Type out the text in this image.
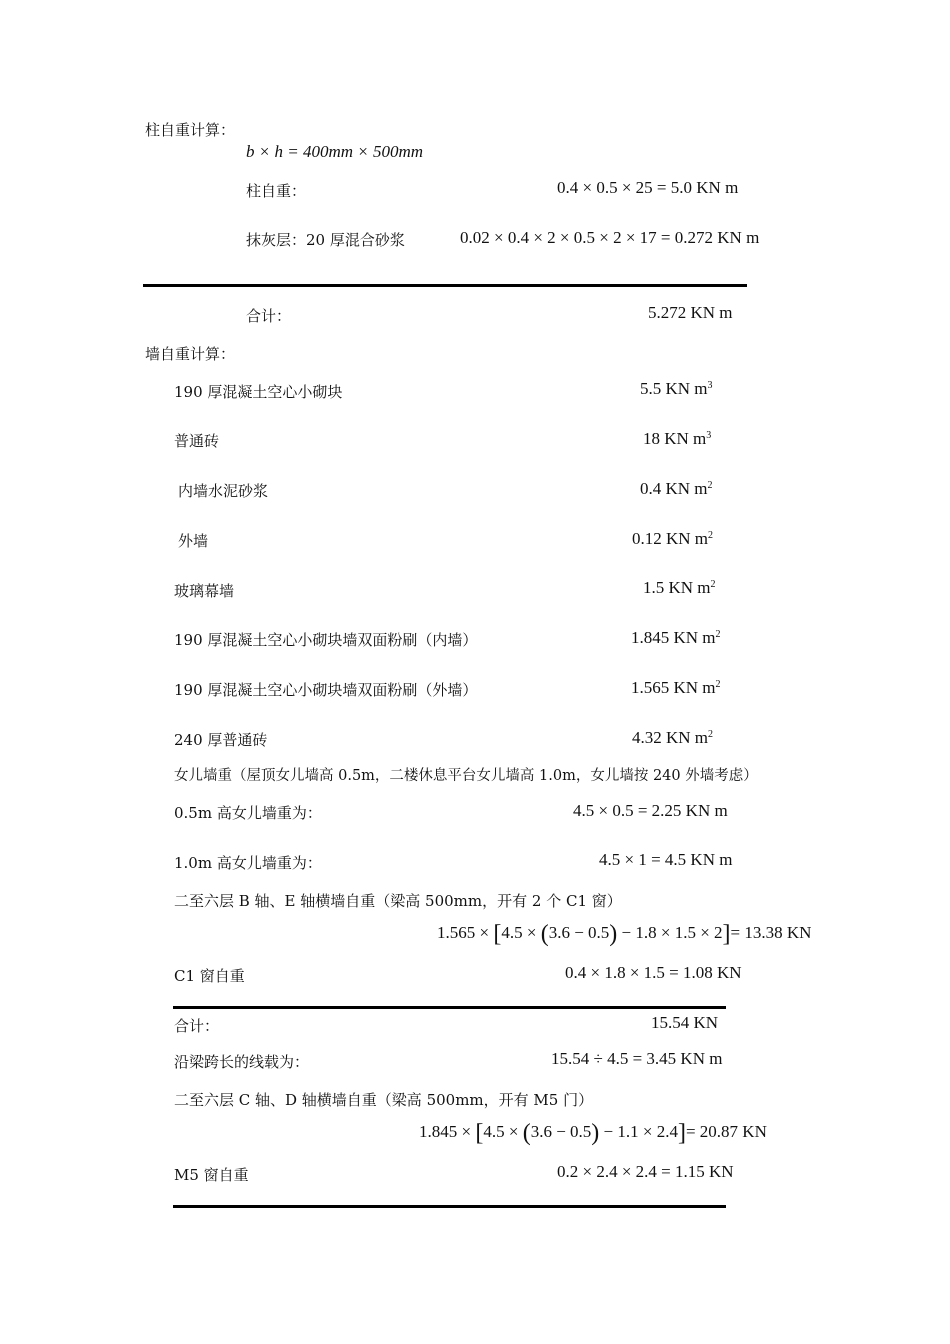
柱自重计算：
b × h = 400mm × 500mm
柱自重：	0.4 × 0.5 × 25 = 5.0 KN m
抹灰层：20 厚混合砂浆	0.02 × 0.4 × 2 × 0.5 × 2 × 17 = 0.272 KN m
合计：	5.272 KN m
墙自重计算：
190 厚混凝土空心小砌块	5.5 KN $m^3$
普通砖	18 KN $m^3$
内墙水泥砂浆	0.4 KN $m^2$
外墙	0.12 KN $m^2$
玻璃幕墙	1.5 KN $m^2$
190 厚混凝土空心小砌块墙双面粉刷（内墙）	1.845 KN $m^2$
190 厚混凝土空心小砌块墙双面粉刷（外墙）	1.565 KN $m^2$
240 厚普通砖	4.32 KN $m^2$
女儿墙重（屋顶女儿墙高 0.5m，二楼休息平台女儿墙高 1.0m，女儿墙按 240 外墙考虑）
0.5m 高女儿墙重为：	4.5 × 0.5 = 2.25 KN m
1.0m 高女儿墙重为：	4.5 × 1 = 4.5 KN m
二至六层 B 轴、E 轴横墙自重（梁高 500mm，开有 2 个 C1 窗）
1.565 × [4.5 × (3.6 − 0.5) − 1.8 × 1.5 × 2]= 13.38 KN
C1 窗自重	0.4 × 1.8 × 1.5 = 1.08 KN
合计：	15.54 KN
沿梁跨长的线载为：	15.54 ÷ 4.5 = 3.45 KN m
二至六层 C 轴、D 轴横墙自重（梁高 500mm，开有 M5 门）
1.845 × [4.5 × (3.6 − 0.5) − 1.1 × 2.4]= 20.87 KN
M5 窗自重	0.2 × 2.4 × 2.4 = 1.15 KN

++++++

Write down the number of lines where the word "轴横墙自重" appears, and nothing further.

# Complete output
2